> **Task to carry out**
Search the records below for the word "style". Pull out each line that has it.
— START Entries —
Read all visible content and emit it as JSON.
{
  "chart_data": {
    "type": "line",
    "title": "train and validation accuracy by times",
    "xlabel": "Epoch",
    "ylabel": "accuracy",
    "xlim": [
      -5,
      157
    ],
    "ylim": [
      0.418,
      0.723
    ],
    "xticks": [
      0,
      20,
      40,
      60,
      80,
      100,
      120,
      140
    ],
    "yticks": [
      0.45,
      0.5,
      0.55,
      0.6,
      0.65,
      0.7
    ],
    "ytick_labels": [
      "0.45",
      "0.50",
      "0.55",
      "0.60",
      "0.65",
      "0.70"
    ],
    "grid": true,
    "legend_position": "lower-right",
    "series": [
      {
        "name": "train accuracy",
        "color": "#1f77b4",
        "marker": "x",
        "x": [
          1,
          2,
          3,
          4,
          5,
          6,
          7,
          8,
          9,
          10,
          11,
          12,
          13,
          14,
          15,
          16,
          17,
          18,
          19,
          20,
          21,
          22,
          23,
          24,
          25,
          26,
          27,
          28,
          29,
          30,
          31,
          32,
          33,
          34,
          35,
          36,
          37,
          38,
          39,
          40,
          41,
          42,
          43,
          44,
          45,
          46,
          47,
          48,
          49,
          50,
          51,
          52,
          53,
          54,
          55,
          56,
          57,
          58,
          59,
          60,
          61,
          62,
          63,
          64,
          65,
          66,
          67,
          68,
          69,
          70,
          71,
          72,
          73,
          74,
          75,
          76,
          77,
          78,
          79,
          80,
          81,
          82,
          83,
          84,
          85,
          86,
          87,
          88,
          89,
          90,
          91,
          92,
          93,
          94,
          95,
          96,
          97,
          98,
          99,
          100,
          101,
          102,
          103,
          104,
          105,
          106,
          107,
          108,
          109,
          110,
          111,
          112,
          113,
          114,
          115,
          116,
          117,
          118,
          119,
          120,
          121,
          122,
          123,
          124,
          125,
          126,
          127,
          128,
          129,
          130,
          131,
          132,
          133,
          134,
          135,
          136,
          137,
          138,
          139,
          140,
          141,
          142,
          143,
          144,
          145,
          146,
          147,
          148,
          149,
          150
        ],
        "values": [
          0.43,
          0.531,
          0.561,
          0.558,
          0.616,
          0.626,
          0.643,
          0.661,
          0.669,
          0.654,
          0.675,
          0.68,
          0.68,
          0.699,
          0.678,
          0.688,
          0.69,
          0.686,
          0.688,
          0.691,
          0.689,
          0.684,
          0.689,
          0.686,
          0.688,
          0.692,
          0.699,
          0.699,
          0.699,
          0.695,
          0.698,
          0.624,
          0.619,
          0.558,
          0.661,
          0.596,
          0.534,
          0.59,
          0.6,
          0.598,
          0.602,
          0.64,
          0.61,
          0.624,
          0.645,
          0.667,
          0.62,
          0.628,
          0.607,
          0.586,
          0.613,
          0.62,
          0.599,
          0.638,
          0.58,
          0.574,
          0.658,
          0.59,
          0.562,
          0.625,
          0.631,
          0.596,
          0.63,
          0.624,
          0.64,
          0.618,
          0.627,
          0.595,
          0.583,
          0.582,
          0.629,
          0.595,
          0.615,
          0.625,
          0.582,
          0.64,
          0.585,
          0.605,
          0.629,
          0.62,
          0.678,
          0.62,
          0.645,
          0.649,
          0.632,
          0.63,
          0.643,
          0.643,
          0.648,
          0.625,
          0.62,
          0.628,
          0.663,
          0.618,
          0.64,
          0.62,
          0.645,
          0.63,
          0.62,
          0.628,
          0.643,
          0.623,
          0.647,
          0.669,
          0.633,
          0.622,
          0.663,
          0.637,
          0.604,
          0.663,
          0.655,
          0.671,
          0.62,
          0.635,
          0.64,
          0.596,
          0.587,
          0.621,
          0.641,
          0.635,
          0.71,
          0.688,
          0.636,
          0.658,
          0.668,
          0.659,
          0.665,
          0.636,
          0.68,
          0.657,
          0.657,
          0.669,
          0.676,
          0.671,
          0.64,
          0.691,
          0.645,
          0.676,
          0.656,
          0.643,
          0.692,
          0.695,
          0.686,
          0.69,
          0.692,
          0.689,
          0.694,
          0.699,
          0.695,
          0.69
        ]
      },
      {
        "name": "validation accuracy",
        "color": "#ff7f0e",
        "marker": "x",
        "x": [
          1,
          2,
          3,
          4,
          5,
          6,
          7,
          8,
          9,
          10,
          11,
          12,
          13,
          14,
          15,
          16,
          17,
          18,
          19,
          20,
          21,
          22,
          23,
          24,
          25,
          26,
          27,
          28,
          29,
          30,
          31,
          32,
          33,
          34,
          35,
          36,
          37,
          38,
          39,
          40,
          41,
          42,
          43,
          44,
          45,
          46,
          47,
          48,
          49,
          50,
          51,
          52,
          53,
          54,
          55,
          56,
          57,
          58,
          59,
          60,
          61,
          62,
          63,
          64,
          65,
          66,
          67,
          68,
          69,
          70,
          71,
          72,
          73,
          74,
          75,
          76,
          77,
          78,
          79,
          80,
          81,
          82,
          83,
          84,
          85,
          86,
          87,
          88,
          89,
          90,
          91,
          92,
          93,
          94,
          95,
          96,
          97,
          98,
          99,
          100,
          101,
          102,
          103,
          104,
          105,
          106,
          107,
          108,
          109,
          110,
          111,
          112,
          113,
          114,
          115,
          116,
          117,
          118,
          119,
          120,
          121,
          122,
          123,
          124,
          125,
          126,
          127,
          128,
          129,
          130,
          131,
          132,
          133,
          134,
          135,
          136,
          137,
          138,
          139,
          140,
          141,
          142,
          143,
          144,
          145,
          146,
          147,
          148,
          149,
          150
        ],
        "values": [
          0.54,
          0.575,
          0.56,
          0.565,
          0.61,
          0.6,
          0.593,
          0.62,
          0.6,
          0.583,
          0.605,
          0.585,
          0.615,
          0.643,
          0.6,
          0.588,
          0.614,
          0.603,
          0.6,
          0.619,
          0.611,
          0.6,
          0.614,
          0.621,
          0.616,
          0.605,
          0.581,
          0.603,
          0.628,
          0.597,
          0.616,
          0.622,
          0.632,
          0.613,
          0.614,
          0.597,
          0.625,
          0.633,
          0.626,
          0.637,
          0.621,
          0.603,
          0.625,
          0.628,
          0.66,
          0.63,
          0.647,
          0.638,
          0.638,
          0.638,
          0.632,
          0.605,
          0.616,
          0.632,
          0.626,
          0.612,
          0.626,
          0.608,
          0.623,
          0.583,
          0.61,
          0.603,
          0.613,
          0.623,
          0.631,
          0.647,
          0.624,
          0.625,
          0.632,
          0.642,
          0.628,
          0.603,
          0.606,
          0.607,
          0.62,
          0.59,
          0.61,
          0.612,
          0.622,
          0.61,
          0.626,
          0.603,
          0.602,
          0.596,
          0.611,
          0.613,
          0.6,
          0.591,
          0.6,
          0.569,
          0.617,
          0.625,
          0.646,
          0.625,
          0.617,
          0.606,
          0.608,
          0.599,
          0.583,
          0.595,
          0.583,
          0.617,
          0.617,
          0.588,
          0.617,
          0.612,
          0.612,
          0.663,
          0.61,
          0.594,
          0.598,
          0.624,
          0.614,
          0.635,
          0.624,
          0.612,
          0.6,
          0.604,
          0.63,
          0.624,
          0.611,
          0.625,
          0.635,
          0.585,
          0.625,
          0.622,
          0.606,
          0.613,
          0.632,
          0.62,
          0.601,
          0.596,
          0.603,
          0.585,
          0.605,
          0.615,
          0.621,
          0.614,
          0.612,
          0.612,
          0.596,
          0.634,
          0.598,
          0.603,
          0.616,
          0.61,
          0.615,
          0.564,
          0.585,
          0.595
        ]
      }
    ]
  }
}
— END Entries —
— START Entries —
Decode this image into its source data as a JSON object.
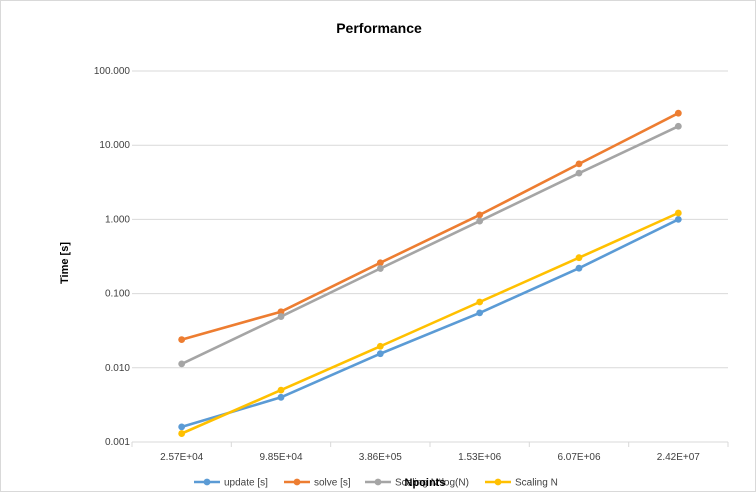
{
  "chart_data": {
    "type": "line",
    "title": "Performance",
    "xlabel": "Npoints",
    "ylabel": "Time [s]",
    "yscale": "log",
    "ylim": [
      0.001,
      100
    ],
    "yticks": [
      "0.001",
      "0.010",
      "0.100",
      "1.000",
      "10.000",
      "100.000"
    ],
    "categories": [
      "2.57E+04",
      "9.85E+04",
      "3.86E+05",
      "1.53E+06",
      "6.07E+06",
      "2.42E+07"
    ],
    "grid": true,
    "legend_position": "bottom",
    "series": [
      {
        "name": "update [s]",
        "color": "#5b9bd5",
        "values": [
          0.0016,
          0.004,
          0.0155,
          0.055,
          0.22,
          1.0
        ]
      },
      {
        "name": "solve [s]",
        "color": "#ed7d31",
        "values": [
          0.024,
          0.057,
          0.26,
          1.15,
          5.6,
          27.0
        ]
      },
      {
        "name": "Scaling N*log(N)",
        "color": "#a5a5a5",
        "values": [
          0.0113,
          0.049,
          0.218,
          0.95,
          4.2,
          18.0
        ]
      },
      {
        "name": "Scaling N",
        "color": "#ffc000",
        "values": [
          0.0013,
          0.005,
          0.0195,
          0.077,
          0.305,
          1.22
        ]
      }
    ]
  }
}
— END Entries —
— START Entries —
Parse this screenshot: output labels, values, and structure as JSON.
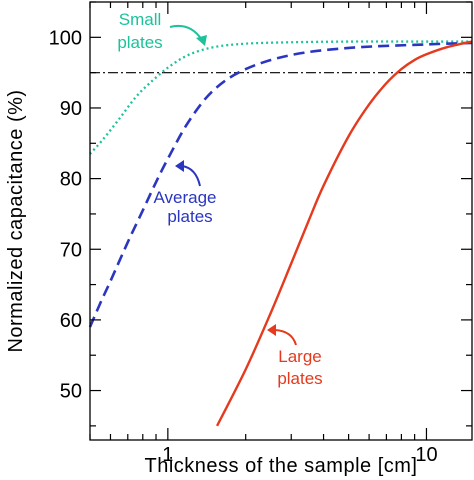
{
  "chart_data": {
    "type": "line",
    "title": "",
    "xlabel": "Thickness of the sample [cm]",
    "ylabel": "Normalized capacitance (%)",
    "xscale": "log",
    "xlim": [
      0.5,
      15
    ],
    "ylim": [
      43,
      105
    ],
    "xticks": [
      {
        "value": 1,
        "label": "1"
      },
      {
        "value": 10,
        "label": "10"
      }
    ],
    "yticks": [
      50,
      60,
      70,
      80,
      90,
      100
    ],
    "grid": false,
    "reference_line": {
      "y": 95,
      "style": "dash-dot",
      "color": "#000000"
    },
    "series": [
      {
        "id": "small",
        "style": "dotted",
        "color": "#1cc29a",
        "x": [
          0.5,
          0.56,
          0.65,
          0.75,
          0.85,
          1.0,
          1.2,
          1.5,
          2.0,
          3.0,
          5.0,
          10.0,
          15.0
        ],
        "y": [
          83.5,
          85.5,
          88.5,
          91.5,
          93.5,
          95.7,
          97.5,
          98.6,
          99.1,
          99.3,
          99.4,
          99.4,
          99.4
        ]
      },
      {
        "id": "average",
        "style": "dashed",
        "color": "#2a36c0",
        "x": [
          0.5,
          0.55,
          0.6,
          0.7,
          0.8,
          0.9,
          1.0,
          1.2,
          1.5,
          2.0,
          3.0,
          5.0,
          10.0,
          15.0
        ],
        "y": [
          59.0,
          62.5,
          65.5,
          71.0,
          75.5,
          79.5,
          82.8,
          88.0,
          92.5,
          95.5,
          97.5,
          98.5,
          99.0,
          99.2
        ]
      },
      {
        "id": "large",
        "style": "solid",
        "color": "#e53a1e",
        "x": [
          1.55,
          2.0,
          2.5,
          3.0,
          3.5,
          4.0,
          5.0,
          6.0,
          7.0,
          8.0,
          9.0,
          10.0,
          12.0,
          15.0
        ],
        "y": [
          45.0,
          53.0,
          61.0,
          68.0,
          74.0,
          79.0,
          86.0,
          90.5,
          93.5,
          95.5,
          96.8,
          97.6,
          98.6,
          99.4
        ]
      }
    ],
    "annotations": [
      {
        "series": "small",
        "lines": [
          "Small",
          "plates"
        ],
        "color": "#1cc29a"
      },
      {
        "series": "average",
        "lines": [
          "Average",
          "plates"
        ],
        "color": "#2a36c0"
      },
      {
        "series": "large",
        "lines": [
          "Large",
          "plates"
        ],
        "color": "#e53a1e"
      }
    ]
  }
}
— END Entries —
> **Written answer**
      "style": "dash-dot",
        "style": "dotted",
        "style": "dashed",
        "style": "solid",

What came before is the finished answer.